**PROBLEM STATEMENT**
Arrange each line of the records below as a Markdown table with two columns, Row and Line, numbering the rows in order and skipping any blank lines. Omit the pictures from the table.

Visual layout records
=-=-=-=-=
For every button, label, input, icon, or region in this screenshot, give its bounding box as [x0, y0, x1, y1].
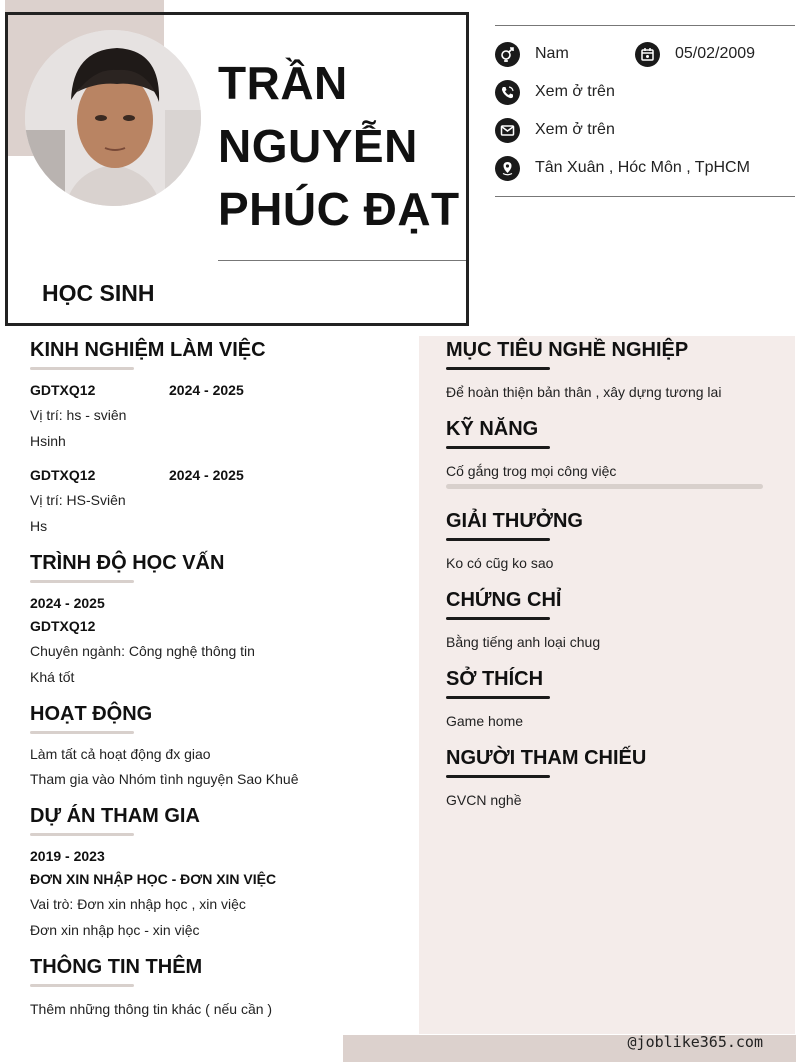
section-underline: [446, 696, 550, 699]
birthday-value: 05/02/2009: [675, 45, 756, 62]
phone-icon: [495, 80, 520, 105]
experience-desc: Hs: [30, 518, 48, 534]
experience-position: Vị trí: hs - sviên: [30, 407, 127, 423]
watermark-text: @joblike365.com: [627, 1033, 763, 1051]
education-grade: Khá tốt: [30, 669, 75, 685]
section-underline: [446, 367, 550, 370]
avatar-photo: [25, 30, 201, 206]
calendar-icon: [635, 42, 660, 67]
awards-text: Ko có cũg ko sao: [446, 555, 554, 571]
email-value: Xem ở trên: [535, 121, 615, 138]
project-name: ĐƠN XIN NHẬP HỌC - ĐƠN XIN VIỆC: [30, 871, 277, 887]
education-major: Chuyên ngành: Công nghệ thông tin: [30, 643, 255, 659]
mail-icon: [495, 118, 520, 143]
section-title-projects: DỰ ÁN THAM GIA: [30, 805, 200, 827]
full-name: [218, 52, 463, 241]
section-title-awards: GIẢI THƯỞNG: [446, 510, 583, 532]
education-school: GDTXQ12: [30, 618, 96, 634]
experience-org: GDTXQ12: [30, 382, 96, 398]
section-underline: [30, 731, 134, 734]
info-divider-bottom: [495, 196, 795, 197]
section-underline: [30, 833, 134, 836]
section-title-references: NGƯỜI THAM CHIẾU: [446, 747, 647, 769]
section-underline: [446, 617, 550, 620]
section-title-education: TRÌNH ĐỘ HỌC VẤN: [30, 552, 225, 574]
job-title: HỌC SINH: [42, 280, 155, 306]
project-role: Vai trò: Đơn xin nhập học , xin việc: [30, 896, 246, 912]
project-period: 2019 - 2023: [30, 848, 105, 864]
section-title-objective: MỤC TIÊU NGHỀ NGHIỆP: [446, 339, 689, 361]
section-underline: [30, 367, 134, 370]
more-info-text: Thêm những thông tin khác ( nếu cần ): [30, 1001, 273, 1017]
skill-name: Cố gắng trog mọi công việc: [446, 463, 617, 479]
objective-text: Để hoàn thiện bản thân , xây dựng tương lai: [446, 384, 722, 400]
section-title-skills: KỸ NĂNG: [446, 418, 539, 440]
avatar: [25, 30, 201, 206]
section-title-certificates: CHỨNG CHỈ: [446, 589, 562, 611]
experience-desc: Hsinh: [30, 433, 66, 449]
experience-position: Vị trí: HS-Sviên: [30, 492, 126, 508]
certificates-text: Bằng tiếng anh loại chug: [446, 634, 601, 650]
section-title-hobbies: SỞ THÍCH: [446, 668, 544, 690]
section-underline: [30, 984, 134, 987]
section-underline: [30, 580, 134, 583]
phone-value: Xem ở trên: [535, 83, 615, 100]
address-value: Tân Xuân , Hóc Môn , TpHCM: [535, 159, 750, 176]
activity-line: Làm tất cả hoạt động đx giao: [30, 746, 211, 762]
info-divider-top: [495, 25, 795, 26]
name-line-1: TRẦN: [218, 57, 348, 109]
section-underline: [446, 775, 550, 778]
section-title-more-info: THÔNG TIN THÊM: [30, 956, 203, 978]
experience-period: 2024 - 2025: [169, 467, 244, 483]
references-text: GVCN nghề: [446, 792, 522, 808]
education-period: 2024 - 2025: [30, 595, 105, 611]
project-desc: Đơn xin nhập học - xin việc: [30, 922, 200, 938]
name-line-3: PHÚC ĐẠT: [218, 183, 460, 235]
name-divider: [218, 260, 466, 261]
skill-level-bar: [446, 484, 763, 489]
gender-icon: [495, 42, 520, 67]
name-line-2: NGUYỄN: [218, 120, 418, 172]
experience-period: 2024 - 2025: [169, 382, 244, 398]
experience-org: GDTXQ12: [30, 467, 96, 483]
hobbies-text: Game home: [446, 713, 524, 729]
section-title-activities: HOẠT ĐỘNG: [30, 703, 153, 725]
section-underline: [446, 538, 550, 541]
location-icon: [495, 156, 520, 181]
gender-value: Nam: [535, 45, 569, 62]
section-title-experience: KINH NGHIỆM LÀM VIỆC: [30, 339, 266, 361]
activity-line: Tham gia vào Nhóm tình nguyện Sao Khuê: [30, 771, 299, 787]
section-underline: [446, 446, 550, 449]
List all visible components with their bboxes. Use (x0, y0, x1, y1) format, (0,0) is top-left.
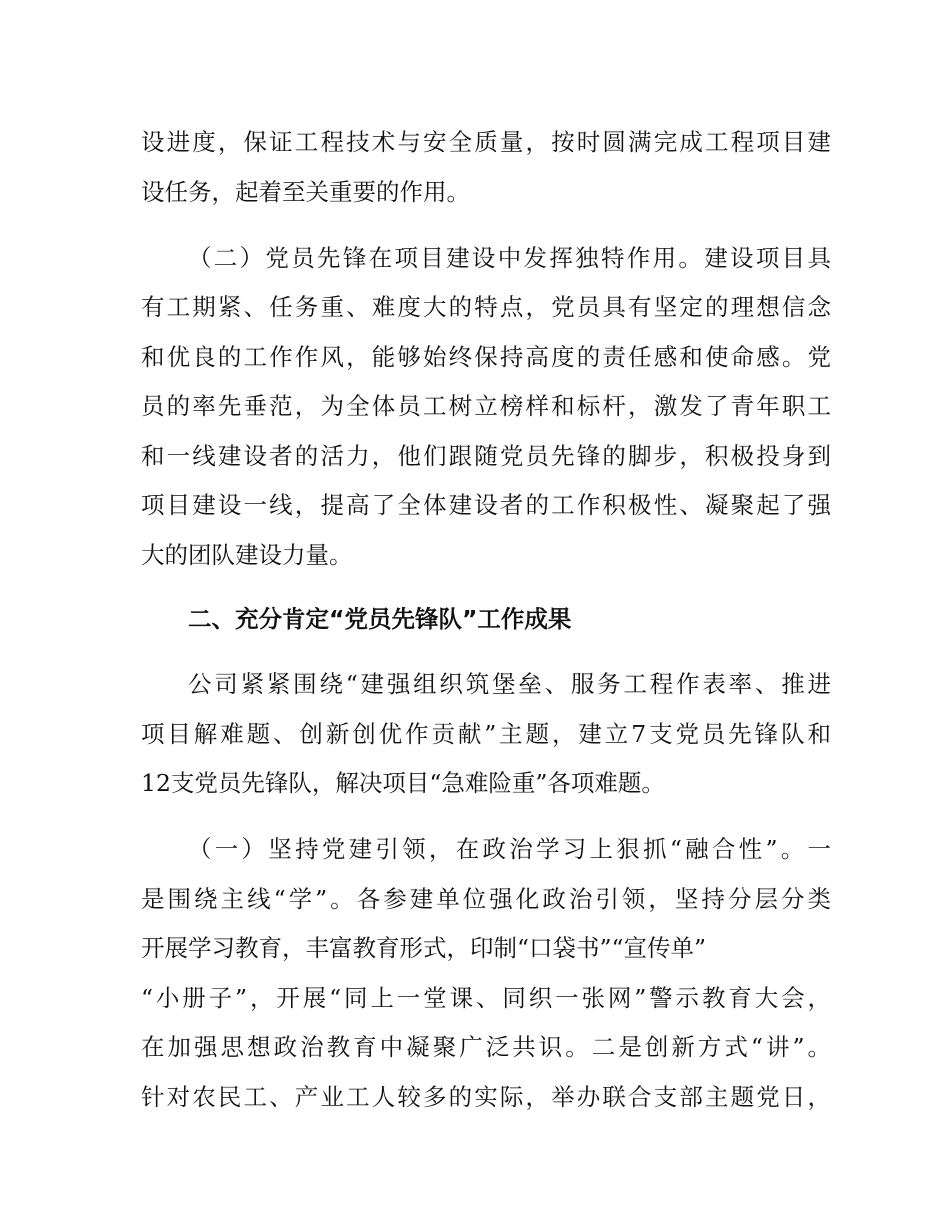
text-line: 开展学习教育，丰富教育形式，印制“口袋书”“宣传单” (141, 934, 707, 962)
text-line: 设进度，保证工程技术与安全质量，按时圆满完成工程项目建 (141, 128, 831, 156)
text-line: 项目建设一线，提高了全体建设者的工作积极性、凝聚起了强 (141, 491, 831, 519)
text-line: 大的团队建设力量。 (141, 541, 353, 569)
text-line: 员的率先垂范，为全体员工树立榜样和标杆，激发了青年职工 (141, 392, 831, 420)
text-line: 有工期紧、任务重、难度大的特点，党员具有坚定的理想信念 (141, 293, 831, 321)
text-line: “小册子”，开展“同上一堂课、同织一张网”警示教育大会， (141, 984, 831, 1012)
text-line: 项目解难题、创新创优作贡献”主题，建立7支党员先锋队和 (141, 720, 831, 748)
section-heading: 二、充分肯定“党员先锋队”工作成果 (188, 605, 572, 633)
text-line: 针对农民工、产业工人较多的实际，举办联合支部主题党日， (141, 1083, 831, 1111)
text-line: 在加强思想政治教育中凝聚广泛共识。二是创新方式“讲”。 (141, 1033, 831, 1061)
text-line: （二）党员先锋在项目建设中发挥独特作用。建设项目具 (188, 244, 831, 272)
text-line: 设任务，起着至关重要的作用。 (141, 178, 470, 206)
text-line: 公司紧紧围绕“建强组织筑堡垒、服务工程作表率、推进 (188, 670, 831, 698)
text-line: 和一线建设者的活力，他们跟随党员先锋的脚步，积极投身到 (141, 442, 831, 470)
text-line: 12支党员先锋队，解决项目“急难险重”各项难题。 (141, 769, 665, 797)
text-line: 和优良的工作作风，能够始终保持高度的责任感和使命感。党 (141, 343, 831, 371)
text-line: （一）坚持党建引领，在政治学习上狠抓“融合性”。一 (188, 835, 831, 863)
text-line: 是围绕主线“学”。各参建单位强化政治引领，坚持分层分类 (141, 885, 831, 913)
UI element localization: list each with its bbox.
=-=-=-=-=
**EXPECTED OUTPUT**
| Row | Line |
|---|---|
| 1 | For every button, label, input, icon, or region in this screenshot, give its bounding box as [x0, y0, x1, y1]. |
| 2 | section-underline: [446, 696, 550, 699] |
| 3 | birthday-value: 05/02/2009: [675, 45, 756, 62] |
| 4 | phone-icon: [495, 80, 520, 105] |
| 5 | experience-desc: Hs: [30, 518, 48, 534] |
| 6 | experience-position: Vị trí: hs - sviên: [30, 407, 127, 423] |
| 7 | watermark-text: @joblike365.com: [627, 1033, 763, 1051] |
| 8 | education-grade: Khá tốt: [30, 669, 75, 685] |
| 9 | section-underline: [446, 367, 550, 370] |
| 10 | avatar-photo: [25, 30, 201, 206] |
| 11 | calendar-icon: [635, 42, 660, 67] |
| 12 | awards-text: Ko có cũg ko sao: [446, 555, 554, 571] |
| 13 | email-value: Xem ở trên: [535, 121, 615, 138] |
| 14 | project-name: ĐƠN XIN NHẬP HỌC - ĐƠN XIN VIỆC: [30, 871, 277, 887] |
| 15 | education-major: Chuyên ngành: Công nghệ thông tin: [30, 643, 255, 659] |
| 16 | mail-icon: [495, 118, 520, 143] |
| 17 | section-title-projects: DỰ ÁN THAM GIA: [30, 805, 200, 827] |
| 18 | full-name: [218, 52, 463, 241] |
| 19 | section-title-awards: GIẢI THƯỞNG: [446, 510, 583, 532] |
| 20 | education-school: GDTXQ12: [30, 618, 96, 634] |
| 21 | experience-org: GDTXQ12: [30, 382, 96, 398] |
| 22 | section-underline: [30, 731, 134, 734] |
| 23 | info-divider-bottom: [495, 196, 795, 197] |
| 24 | section-underline: [30, 833, 134, 836] |
| 25 | section-title-references: NGƯỜI THAM CHIẾU: [446, 747, 647, 769] |
| 26 | section-underline: [446, 617, 550, 620] |
| 27 | section-title-education: TRÌNH ĐỘ HỌC VẤN: [30, 552, 225, 574] |
| 28 | job-title: HỌC SINH: [42, 280, 155, 306] |
| 29 | project-role: Vai trò: Đơn xin nhập học , xin việc: [30, 896, 246, 912] |
| 30 | project-period: 2019 - 2023: [30, 848, 105, 864] |
| 31 | section-title-objective: MỤC TIÊU NGHỀ NGHIỆP: [446, 339, 689, 361] |
| 32 | section-underline: [30, 367, 134, 370] |
| 33 | more-info-text: Thêm những thông tin khác ( nếu cần ): [30, 1001, 273, 1017] |
| 34 | skill-name: Cố gắng trog mọi công việc: [446, 463, 617, 479] |
| 35 | objective-text: Để hoàn thiện bản thân , xây dựng tương lai: [446, 384, 722, 400] |
| 36 | section-title-skills: KỸ NĂNG: [446, 418, 539, 440] |
| 37 | avatar: [25, 30, 201, 206] |
| 38 | section-title-certificates: CHỨNG CHỈ: [446, 589, 562, 611] |
| 39 | experience-desc: Hsinh: [30, 433, 66, 449] |
| 40 | experience-position: Vị trí: HS-Sviên: [30, 492, 126, 508] |
| 41 | certificates-text: Bằng tiếng anh loại chug: [446, 634, 601, 650] |
| 42 | section-title-hobbies: SỞ THÍCH: [446, 668, 544, 690] |
| 43 | section-underline: [30, 984, 134, 987] |
| 44 | section-underline: [30, 580, 134, 583] |
| 45 | phone-value: Xem ở trên: [535, 83, 615, 100] |
| 46 | address-value: Tân Xuân , Hóc Môn , TpHCM: [535, 159, 750, 176] |
| 47 | activity-line: Làm tất cả hoạt động đx giao: [30, 746, 211, 762] |
| 48 | info-divider-top: [495, 25, 795, 26] |
| 49 | name-line-1: TRẦN: [218, 57, 348, 109] |
| 50 | section-underline: [446, 775, 550, 778] |
| 51 | section-title-more-info: THÔNG TIN THÊM: [30, 956, 203, 978] |
| 52 | experience-period: 2024 - 2025: [169, 467, 244, 483] |
| 53 | references-text: GVCN nghề: [446, 792, 522, 808] |
| 54 | education-period: 2024 - 2025: [30, 595, 105, 611] |
| 55 | project-desc: Đơn xin nhập học - xin việc: [30, 922, 200, 938] |
| 56 | name-line-3: PHÚC ĐẠT: [218, 183, 460, 235] |
| 57 | name-divider: [218, 260, 466, 261] |
| 58 | skill-level-bar: [446, 484, 763, 489] |
| 59 | gender-icon: [495, 42, 520, 67] |
| 60 | name-line-2: NGUYỄN: [218, 120, 418, 172] |
| 61 | experience-period: 2024 - 2025: [169, 382, 244, 398] |
| 62 | experience-org: GDTXQ12: [30, 467, 96, 483] |
| 63 | hobbies-text: Game home: [446, 713, 524, 729] |
| 64 | section-title-activities: HOẠT ĐỘNG: [30, 703, 153, 725] |
| 65 | section-underline: [446, 538, 550, 541] |
| 66 | location-icon: [495, 156, 520, 181] |
| 67 | gender-value: Nam: [535, 45, 569, 62] |
| 68 | section-title-experience: KINH NGHIỆM LÀM VIỆC: [30, 339, 266, 361] |
| 69 | activity-line: Tham gia vào Nhóm tình nguyện Sao Khuê: [30, 771, 299, 787] |
| 70 | section-underline: [446, 446, 550, 449] |
| 71 | List all visible components with their bboxes. Use (x0, y0, x1, y1) format, (0,0) is top-left. |
| 72 | text-line: 开展学习教育，丰富教育形式，印制“口袋书”“宣传单” (141, 934, 707, 962) |
| 73 | text-line: 设进度，保证工程技术与安全质量，按时圆满完成工程项目建 (141, 128, 831, 156) |
| 74 | text-line: 项目建设一线，提高了全体建设者的工作积极性、凝聚起了强 (141, 491, 831, 519) |
| 75 | text-line: 大的团队建设力量。 (141, 541, 353, 569) |
| 76 | text-line: 员的率先垂范，为全体员工树立榜样和标杆，激发了青年职工 (141, 392, 831, 420) |
| 77 | text-line: 有工期紧、任务重、难度大的特点，党员具有坚定的理想信念 (141, 293, 831, 321) |
| 78 | text-line: “小册子”，开展“同上一堂课、同织一张网”警示教育大会， (141, 984, 831, 1012) |
| 79 | text-line: 项目解难题、创新创优作贡献”主题，建立7支党员先锋队和 (141, 720, 831, 748) |
| 80 | section-heading: 二、充分肯定“党员先锋队”工作成果 (188, 605, 572, 633) |
| 81 | text-line: 针对农民工、产业工人较多的实际，举办联合支部主题党日， (141, 1083, 831, 1111) |
| 82 | text-line: 在加强思想政治教育中凝聚广泛共识。二是创新方式“讲”。 (141, 1033, 831, 1061) |
| 83 | text-line: （二）党员先锋在项目建设中发挥独特作用。建设项目具 (188, 244, 831, 272) |
| 84 | text-line: 设任务，起着至关重要的作用。 (141, 178, 470, 206) |
| 85 | text-line: 公司紧紧围绕“建强组织筑堡垒、服务工程作表率、推进 (188, 670, 831, 698) |
| 86 | text-line: 和一线建设者的活力，他们跟随党员先锋的脚步，积极投身到 (141, 442, 831, 470) |
| 87 | text-line: 12支党员先锋队，解决项目“急难险重”各项难题。 (141, 769, 665, 797) |
| 88 | text-line: 和优良的工作作风，能够始终保持高度的责任感和使命感。党 (141, 343, 831, 371) |
| 89 | text-line: （一）坚持党建引领，在政治学习上狠抓“融合性”。一 (188, 835, 831, 863) |
| 90 | text-line: 是围绕主线“学”。各参建单位强化政治引领，坚持分层分类 (141, 885, 831, 913) |
| 91 | UI element localization: list each with its bbox. |